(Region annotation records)

• • • •

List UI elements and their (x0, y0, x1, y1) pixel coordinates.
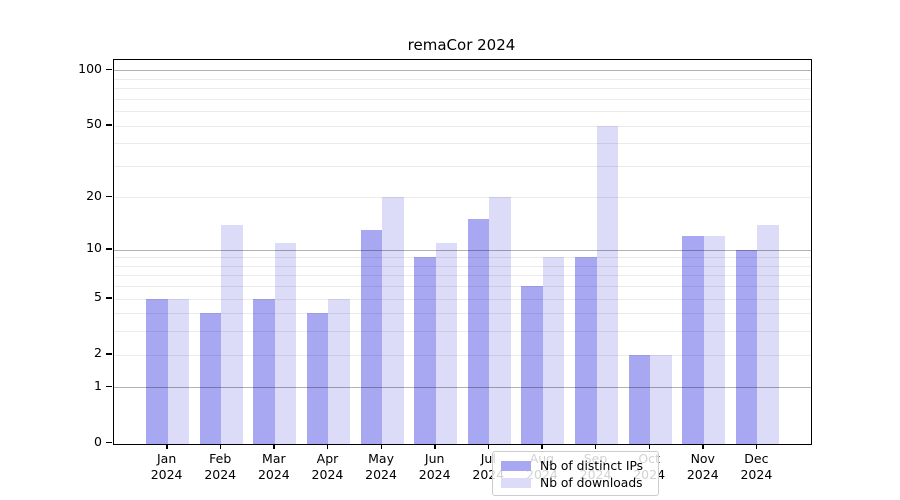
minor-gridline (114, 88, 811, 90)
minor-gridline (114, 275, 811, 277)
legend-row-distinct-ips: Nb of distinct IPs (501, 457, 650, 474)
minor-gridline (114, 143, 811, 145)
bar-ips-apr (307, 313, 329, 444)
x-tick-label: Nov 2024 (686, 450, 719, 482)
bar-ips-aug (521, 286, 543, 444)
minor-gridline (114, 98, 811, 100)
bar-downloads-may (382, 197, 404, 444)
minor-gridline (114, 286, 811, 288)
y-tick-label: 100 (78, 60, 102, 76)
x-tick (702, 443, 704, 449)
bar-ips-nov (682, 236, 704, 444)
x-tick (326, 443, 329, 449)
y-tick (106, 385, 112, 388)
legend-swatch-downloads (501, 477, 531, 488)
x-tick-label: Apr 2024 (311, 450, 344, 482)
bar-ips-jan (146, 298, 168, 444)
major-gridline (114, 70, 811, 72)
y-tick-label: 50 (86, 116, 102, 132)
x-tick (541, 443, 543, 449)
minor-gridline (114, 298, 811, 300)
legend-label-distinct-ips: Nb of distinct IPs (540, 458, 644, 473)
bar-downloads-oct (650, 354, 672, 444)
x-tick (434, 443, 436, 449)
bar-ips-jun (414, 257, 436, 444)
bar-ips-may (360, 230, 383, 444)
y-tick (106, 195, 112, 198)
minor-gridline (114, 331, 811, 333)
bar-downloads-mar (274, 242, 297, 444)
y-tick (106, 297, 112, 299)
y-tick (106, 248, 112, 250)
x-tick (219, 443, 222, 449)
chart-title: remaCor 2024 (407, 36, 516, 54)
plot-area: Nb of distinct IPs Nb of downloads (113, 59, 812, 496)
minor-gridline (114, 125, 811, 127)
bar-ips-oct (628, 354, 651, 444)
bar-downloads-sep (596, 125, 618, 444)
minor-gridline (114, 354, 811, 356)
minor-gridline (114, 313, 811, 315)
y-tick-label: 0 (94, 434, 102, 449)
bar-ips-feb (199, 313, 222, 444)
x-tick-label: Feb 2024 (204, 450, 237, 482)
minor-gridline (114, 265, 811, 267)
minor-gridline (114, 197, 811, 199)
bar-ips-jul (467, 219, 490, 444)
bar-downloads-nov (703, 236, 726, 444)
bar-ips-mar (253, 298, 275, 444)
bar-downloads-aug (542, 257, 565, 444)
minor-gridline (114, 257, 811, 259)
x-tick-label: Jun 2024 (418, 450, 451, 482)
bar-downloads-dec (757, 224, 779, 444)
x-tick (595, 443, 597, 449)
y-tick (106, 353, 112, 355)
y-tick-label: 20 (86, 187, 102, 203)
major-gridline (114, 387, 811, 389)
y-tick-label: 2 (94, 345, 102, 361)
x-tick-label: May 2024 (365, 450, 397, 482)
bar-downloads-apr (328, 298, 350, 444)
x-tick (755, 443, 758, 449)
x-tick-label: Mar 2024 (257, 450, 290, 482)
bar-downloads-jan (167, 298, 190, 444)
y-tick-label: 1 (94, 377, 102, 393)
bar-downloads-feb (221, 224, 243, 444)
y-tick-label: 10 (86, 240, 102, 256)
legend: Nb of distinct IPs Nb of downloads (492, 451, 659, 496)
x-tick-label: Jan 2024 (150, 450, 183, 482)
x-tick (166, 443, 168, 449)
y-tick-label: 5 (94, 289, 102, 305)
y-tick (106, 442, 112, 444)
bar-ips-dec (735, 249, 758, 444)
minor-gridline (114, 111, 811, 113)
x-tick (273, 443, 275, 449)
x-tick (380, 443, 382, 449)
x-tick (487, 443, 490, 449)
legend-label-downloads: Nb of downloads (540, 475, 643, 490)
legend-row-downloads: Nb of downloads (501, 474, 650, 491)
bar-ips-sep (575, 257, 597, 444)
bar-downloads-jul (489, 197, 511, 444)
y-tick (106, 124, 112, 126)
y-tick (106, 68, 112, 71)
x-tick (648, 443, 651, 449)
minor-gridline (114, 78, 811, 80)
major-gridline (114, 249, 811, 251)
minor-gridline (114, 165, 811, 167)
bar-downloads-jun (435, 242, 458, 444)
legend-swatch-distinct-ips (501, 460, 531, 471)
x-tick-label: Dec 2024 (740, 450, 773, 482)
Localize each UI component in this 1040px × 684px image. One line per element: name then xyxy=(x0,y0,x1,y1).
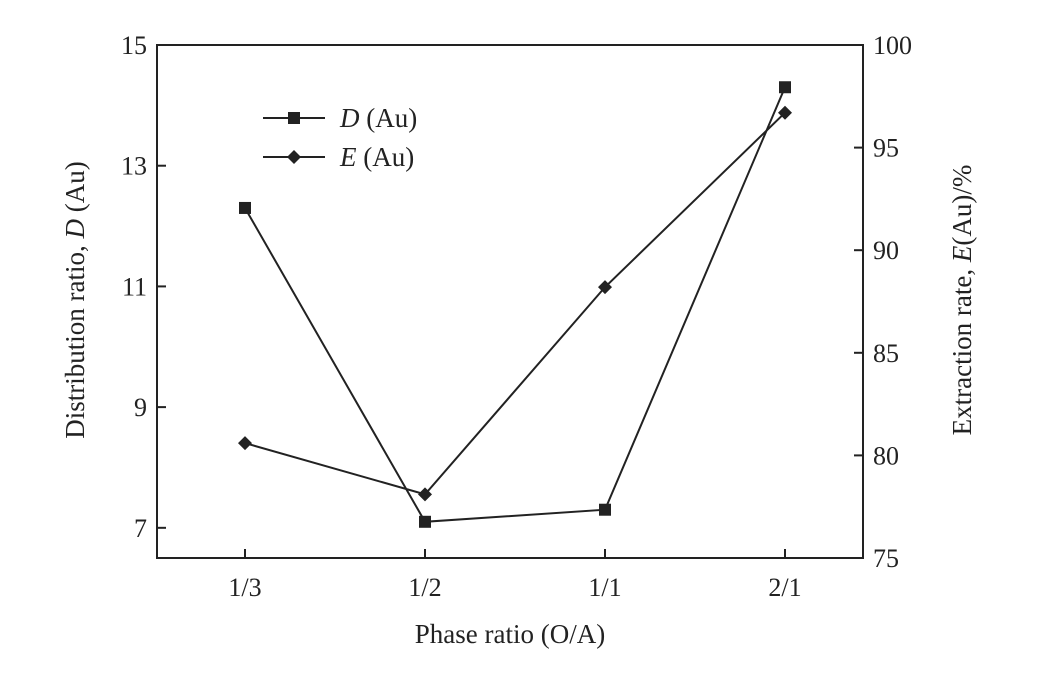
x-tick-label: 1/3 xyxy=(228,573,261,602)
x-axis-title: Phase ratio (O/A) xyxy=(415,619,605,649)
data-point-diamond xyxy=(238,436,252,451)
data-point-square xyxy=(239,201,251,214)
left-tick-label: 9 xyxy=(134,393,147,422)
right-tick-label: 95 xyxy=(873,134,899,163)
legend-marker-diamond xyxy=(287,150,301,164)
data-point-square xyxy=(779,81,791,94)
right-tick-label: 100 xyxy=(873,31,912,60)
data-point-diamond xyxy=(778,105,792,120)
data-point-diamond xyxy=(598,280,612,295)
left-axis-ticks: 7 9 11 13 15 xyxy=(121,31,166,543)
series-line-d xyxy=(244,86,786,523)
right-axis-ticks: 75 80 85 90 95 100 xyxy=(854,31,912,573)
legend-entry-e: E (Au) xyxy=(263,142,414,172)
legend-entry-d: D (Au) xyxy=(263,103,417,133)
left-axis-title: Distribution ratio, D (Au) xyxy=(60,161,90,438)
data-point-square xyxy=(419,515,431,528)
series-line-e xyxy=(244,111,786,496)
legend: D (Au) E (Au) xyxy=(263,103,417,172)
left-tick-label: 7 xyxy=(134,514,147,543)
left-tick-label: 13 xyxy=(121,152,147,181)
x-tick-label: 1/2 xyxy=(408,573,441,602)
x-tick-label: 2/1 xyxy=(768,573,801,602)
right-tick-label: 90 xyxy=(873,236,899,265)
legend-label-e: E (Au) xyxy=(339,142,414,172)
left-tick-label: 11 xyxy=(122,272,147,301)
legend-label-d: D (Au) xyxy=(339,103,417,133)
x-axis-ticks: 1/3 1/2 1/1 2/1 xyxy=(228,549,802,602)
right-tick-label: 75 xyxy=(873,544,899,573)
series-layer xyxy=(238,81,792,528)
data-point-square xyxy=(599,503,611,516)
left-tick-label: 15 xyxy=(121,31,147,60)
x-tick-label: 1/1 xyxy=(588,573,621,602)
right-axis-title: Extraction rate, E(Au)/% xyxy=(947,165,977,436)
legend-marker-square xyxy=(288,112,300,124)
right-tick-label: 80 xyxy=(873,441,899,470)
data-point-diamond xyxy=(418,487,432,502)
right-tick-label: 85 xyxy=(873,339,899,368)
plot-frame xyxy=(156,44,864,559)
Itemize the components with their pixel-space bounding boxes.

• • • •

The exercise. Convert every line of the records into one numbered list, skipping any blank lines and leaving the pictures out.

Answer below.
1. List UI elements and their (x0, y0, x1, y1) pixel coordinates.
2. minor-gridline (114, 88, 811, 90)
3. minor-gridline (114, 275, 811, 277)
4. legend-row-distinct-ips: Nb of distinct IPs (501, 457, 650, 474)
5. minor-gridline (114, 143, 811, 145)
6. bar-ips-apr (307, 313, 329, 444)
7. x-tick-label: Nov 2024 (686, 450, 719, 482)
8. bar-ips-aug (521, 286, 543, 444)
9. minor-gridline (114, 98, 811, 100)
10. bar-downloads-may (382, 197, 404, 444)
11. minor-gridline (114, 286, 811, 288)
12. y-tick-label: 100 (78, 60, 102, 76)
13. x-tick (702, 443, 704, 449)
14. bar-ips-nov (682, 236, 704, 444)
15. x-tick (326, 443, 329, 449)
16. y-tick (106, 385, 112, 388)
17. legend-swatch-downloads (501, 477, 531, 488)
18. x-tick-label: Apr 2024 (311, 450, 344, 482)
19. bar-ips-jan (146, 298, 168, 444)
20. major-gridline (114, 70, 811, 72)
21. y-tick-label: 50 (86, 116, 102, 132)
22. x-tick (541, 443, 543, 449)
23. minor-gridline (114, 298, 811, 300)
24. legend-label-distinct-ips: Nb of distinct IPs (540, 458, 644, 473)
25. bar-downloads-oct (650, 354, 672, 444)
26. x-tick (434, 443, 436, 449)
27. bar-ips-jun (414, 257, 436, 444)
28. bar-ips-may (360, 230, 383, 444)
29. y-tick (106, 195, 112, 198)
30. minor-gridline (114, 331, 811, 333)
31. bar-downloads-mar (274, 242, 297, 444)
32. y-tick (106, 297, 112, 299)
33. y-tick (106, 248, 112, 250)
34. x-tick (219, 443, 222, 449)
35. chart-title: remaCor 2024 (407, 36, 516, 54)
36. plot-area: Nb of distinct IPs Nb of downloads (113, 59, 812, 496)
37. minor-gridline (114, 125, 811, 127)
38. bar-ips-oct (628, 354, 651, 444)
39. bar-downloads-sep (596, 125, 618, 444)
40. minor-gridline (114, 354, 811, 356)
41. minor-gridline (114, 313, 811, 315)
42. y-tick-label: 0 (94, 434, 102, 449)
43. bar-ips-feb (199, 313, 222, 444)
44. x-tick-label: Feb 2024 (204, 450, 237, 482)
45. minor-gridline (114, 265, 811, 267)
46. minor-gridline (114, 197, 811, 199)
47. bar-ips-jul (467, 219, 490, 444)
48. bar-downloads-nov (703, 236, 726, 444)
49. bar-ips-mar (253, 298, 275, 444)
50. bar-downloads-aug (542, 257, 565, 444)
51. minor-gridline (114, 257, 811, 259)
52. x-tick-label: Jun 2024 (418, 450, 451, 482)
53. bar-downloads-dec (757, 224, 779, 444)
54. x-tick (595, 443, 597, 449)
55. y-tick (106, 353, 112, 355)
56. y-tick-label: 20 (86, 187, 102, 203)
57. major-gridline (114, 387, 811, 389)
58. y-tick-label: 2 (94, 345, 102, 361)
59. x-tick-label: May 2024 (365, 450, 397, 482)
60. bar-downloads-apr (328, 298, 350, 444)
61. x-tick (755, 443, 758, 449)
62. x-tick-label: Mar 2024 (257, 450, 290, 482)
63. bar-downloads-jan (167, 298, 190, 444)
64. y-tick-label: 1 (94, 377, 102, 393)
65. bar-downloads-feb (221, 224, 243, 444)
66. y-tick-label: 10 (86, 240, 102, 256)
67. legend: Nb of distinct IPs Nb of downloads (492, 451, 659, 496)
68. x-tick-label: Jan 2024 (150, 450, 183, 482)
69. x-tick (166, 443, 168, 449)
70. y-tick-label: 5 (94, 289, 102, 305)
71. y-tick (106, 442, 112, 444)
72. bar-ips-dec (735, 249, 758, 444)
73. minor-gridline (114, 111, 811, 113)
74. x-tick (273, 443, 275, 449)
75. x-tick (380, 443, 382, 449)
76. x-tick (487, 443, 490, 449)
77. legend-label-downloads: Nb of downloads (540, 475, 643, 490)
78. legend-row-downloads: Nb of downloads (501, 474, 650, 491)
79. bar-ips-sep (575, 257, 597, 444)
80. bar-downloads-jul (489, 197, 511, 444)
81. y-tick (106, 124, 112, 126)
82. y-tick (106, 68, 112, 71)
83. x-tick (648, 443, 651, 449)
84. minor-gridline (114, 78, 811, 80)
85. major-gridline (114, 249, 811, 251)
86. minor-gridline (114, 165, 811, 167)
87. bar-downloads-jun (435, 242, 458, 444)
88. legend-swatch-distinct-ips (501, 460, 531, 471)
89. x-tick-label: Dec 2024 (740, 450, 773, 482)
90. Localize each UI component in this 1040px × 684px image. One line per element: name then xyxy=(x0,y0,x1,y1).
91. x-tick-label: 1/3 xyxy=(228,573,261,602)
92. x-axis-title: Phase ratio (O/A) xyxy=(415,619,605,649)
93. data-point-diamond xyxy=(238,436,252,451)
94. data-point-square xyxy=(239,201,251,214)
95. left-tick-label: 9 xyxy=(134,393,147,422)
96. right-tick-label: 95 xyxy=(873,134,899,163)
97. legend-marker-diamond xyxy=(287,150,301,164)
98. data-point-square xyxy=(779,81,791,94)
99. right-tick-label: 100 xyxy=(873,31,912,60)
100. data-point-diamond xyxy=(778,105,792,120)
101. data-point-diamond xyxy=(598,280,612,295)
102. left-axis-ticks: 7 9 11 13 15 xyxy=(121,31,166,543)
103. series-line-d xyxy=(244,86,786,523)
104. right-axis-ticks: 75 80 85 90 95 100 xyxy=(854,31,912,573)
105. legend-entry-e: E (Au) xyxy=(263,142,414,172)
106. legend-entry-d: D (Au) xyxy=(263,103,417,133)
107. left-axis-title: Distribution ratio, D (Au) xyxy=(60,161,90,438)
108. data-point-square xyxy=(419,515,431,528)
109. series-line-e xyxy=(244,111,786,496)
110. legend: D (Au) E (Au) xyxy=(263,103,417,172)
111. left-tick-label: 7 xyxy=(134,514,147,543)
112. left-tick-label: 13 xyxy=(121,152,147,181)
113. x-tick-label: 1/2 xyxy=(408,573,441,602)
114. x-tick-label: 2/1 xyxy=(768,573,801,602)
115. right-tick-label: 90 xyxy=(873,236,899,265)
116. legend-label-e: E (Au) xyxy=(339,142,414,172)
117. left-tick-label: 11 xyxy=(122,272,147,301)
118. legend-label-d: D (Au) xyxy=(339,103,417,133)
119. x-axis-ticks: 1/3 1/2 1/1 2/1 xyxy=(228,549,802,602)
120. right-tick-label: 75 xyxy=(873,544,899,573)
121. series-layer xyxy=(238,81,792,528)
122. data-point-square xyxy=(599,503,611,516)
123. left-tick-label: 15 xyxy=(121,31,147,60)
124. x-tick-label: 1/1 xyxy=(588,573,621,602)
125. right-axis-title: Extraction rate, E(Au)/% xyxy=(947,165,977,436)
126. legend-marker-square xyxy=(288,112,300,124)
127. right-tick-label: 80 xyxy=(873,441,899,470)
128. data-point-diamond xyxy=(418,487,432,502)
129. right-tick-label: 85 xyxy=(873,339,899,368)
130. plot-frame xyxy=(156,44,864,559)
131. Itemize the components with their pixel-space bounding boxes.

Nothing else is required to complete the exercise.